Written instruction: Quote the entries word for word. Omit the pictures.

Entries taken from a collection:

--------------------------------

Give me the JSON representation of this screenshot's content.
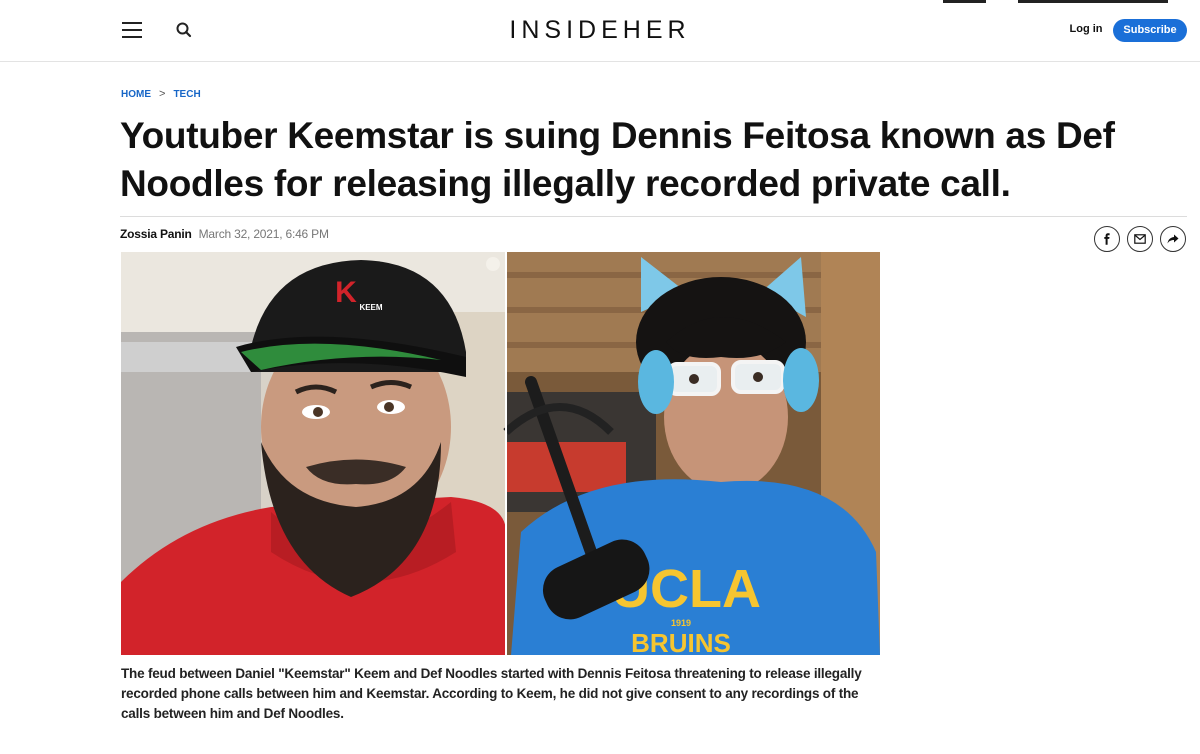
{
  "header": {
    "logo": "INSIDEHER",
    "login_label": "Log in",
    "subscribe_label": "Subscribe"
  },
  "breadcrumb": {
    "items": [
      "HOME",
      "TECH"
    ],
    "separator": ">"
  },
  "article": {
    "headline": "Youtuber Keemstar is suing Dennis Feitosa known as Def Noodles for releasing illegally recorded private call.",
    "author": "Zossia Panin",
    "date": "March 32, 2021, 6:46 PM",
    "photo_text": {
      "cap_logo_letter": "K",
      "cap_logo_word": "KEEM",
      "shirt_main": "UCLA",
      "shirt_year": "1919",
      "shirt_sub": "BRUINS"
    },
    "caption": "The feud between Daniel \"Keemstar\" Keem and Def Noodles started with Dennis Feitosa threatening to release illegally recorded phone calls between him and Keemstar. According to Keem, he did not give consent to any recordings of the calls between him and Def Noodles."
  },
  "share": {
    "icons": [
      "facebook-icon",
      "email-icon",
      "share-arrow-icon"
    ]
  },
  "colors": {
    "accent": "#1a6fd8",
    "breadcrumb": "#1766c7",
    "text": "#111111"
  }
}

--------------------------------

Task solution:
Give me the JSON representation of this screenshot's content.
{
  "header": {
    "logo": "INSIDEHER",
    "login_label": "Log in",
    "subscribe_label": "Subscribe"
  },
  "breadcrumb": {
    "items": [
      "HOME",
      "TECH"
    ],
    "separator": ">"
  },
  "article": {
    "headline": "Youtuber Keemstar is suing Dennis Feitosa known as Def Noodles for releasing illegally recorded private call.",
    "author": "Zossia Panin",
    "date": "March 32, 2021, 6:46 PM",
    "photo_text": {
      "cap_logo_letter": "K",
      "cap_logo_word": "KEEM",
      "shirt_main": "UCLA",
      "shirt_year": "1919",
      "shirt_sub": "BRUINS"
    },
    "caption": "The feud between Daniel \"Keemstar\" Keem and Def Noodles started with Dennis Feitosa threatening to release illegally recorded phone calls between him and Keemstar. According to Keem, he did not give consent to any recordings of the calls between him and Def Noodles."
  },
  "share": {
    "icons": [
      "facebook-icon",
      "email-icon",
      "share-arrow-icon"
    ]
  },
  "colors": {
    "accent": "#1a6fd8",
    "breadcrumb": "#1766c7",
    "text": "#111111"
  }
}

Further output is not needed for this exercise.